▶ SHORT EXERCISE
Find the lines that hold the word "Portu" and return them.
======== DATA SHOWN
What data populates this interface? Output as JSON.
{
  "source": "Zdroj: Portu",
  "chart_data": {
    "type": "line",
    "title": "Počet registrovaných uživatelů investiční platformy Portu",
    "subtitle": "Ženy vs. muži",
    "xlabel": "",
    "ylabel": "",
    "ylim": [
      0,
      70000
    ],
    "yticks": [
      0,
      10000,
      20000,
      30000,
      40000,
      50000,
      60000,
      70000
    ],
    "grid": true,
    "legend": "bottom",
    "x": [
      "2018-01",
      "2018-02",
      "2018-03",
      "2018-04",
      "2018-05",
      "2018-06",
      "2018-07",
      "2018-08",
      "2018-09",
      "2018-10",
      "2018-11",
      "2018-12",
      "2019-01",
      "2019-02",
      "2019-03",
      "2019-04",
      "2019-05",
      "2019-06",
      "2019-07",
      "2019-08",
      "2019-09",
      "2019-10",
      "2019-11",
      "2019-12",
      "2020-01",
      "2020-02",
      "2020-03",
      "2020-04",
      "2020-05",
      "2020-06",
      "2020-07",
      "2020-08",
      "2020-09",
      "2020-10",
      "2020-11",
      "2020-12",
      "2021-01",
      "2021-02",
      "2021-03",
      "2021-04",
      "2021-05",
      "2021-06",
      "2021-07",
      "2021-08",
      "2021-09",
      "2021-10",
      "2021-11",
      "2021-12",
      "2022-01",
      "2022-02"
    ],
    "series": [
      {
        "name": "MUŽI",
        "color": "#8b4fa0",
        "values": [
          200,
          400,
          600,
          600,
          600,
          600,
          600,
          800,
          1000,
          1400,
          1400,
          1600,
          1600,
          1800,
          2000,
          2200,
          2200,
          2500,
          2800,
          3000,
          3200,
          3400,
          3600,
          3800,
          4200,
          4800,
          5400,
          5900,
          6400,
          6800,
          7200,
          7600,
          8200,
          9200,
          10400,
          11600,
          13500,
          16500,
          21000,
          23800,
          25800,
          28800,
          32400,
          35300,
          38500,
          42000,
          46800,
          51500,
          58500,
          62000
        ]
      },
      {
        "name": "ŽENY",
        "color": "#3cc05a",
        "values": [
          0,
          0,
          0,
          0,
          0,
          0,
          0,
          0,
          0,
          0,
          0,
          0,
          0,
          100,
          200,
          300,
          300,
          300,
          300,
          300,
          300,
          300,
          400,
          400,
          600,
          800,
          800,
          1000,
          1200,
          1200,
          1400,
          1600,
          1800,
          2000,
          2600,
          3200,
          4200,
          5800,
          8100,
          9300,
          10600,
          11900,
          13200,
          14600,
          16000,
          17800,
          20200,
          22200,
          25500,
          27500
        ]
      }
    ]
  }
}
================
▶ WORKED ANSWER
  "source": "Zdroj: Portu",
    "title": "Počet registrovaných uživatelů investiční platformy Portu",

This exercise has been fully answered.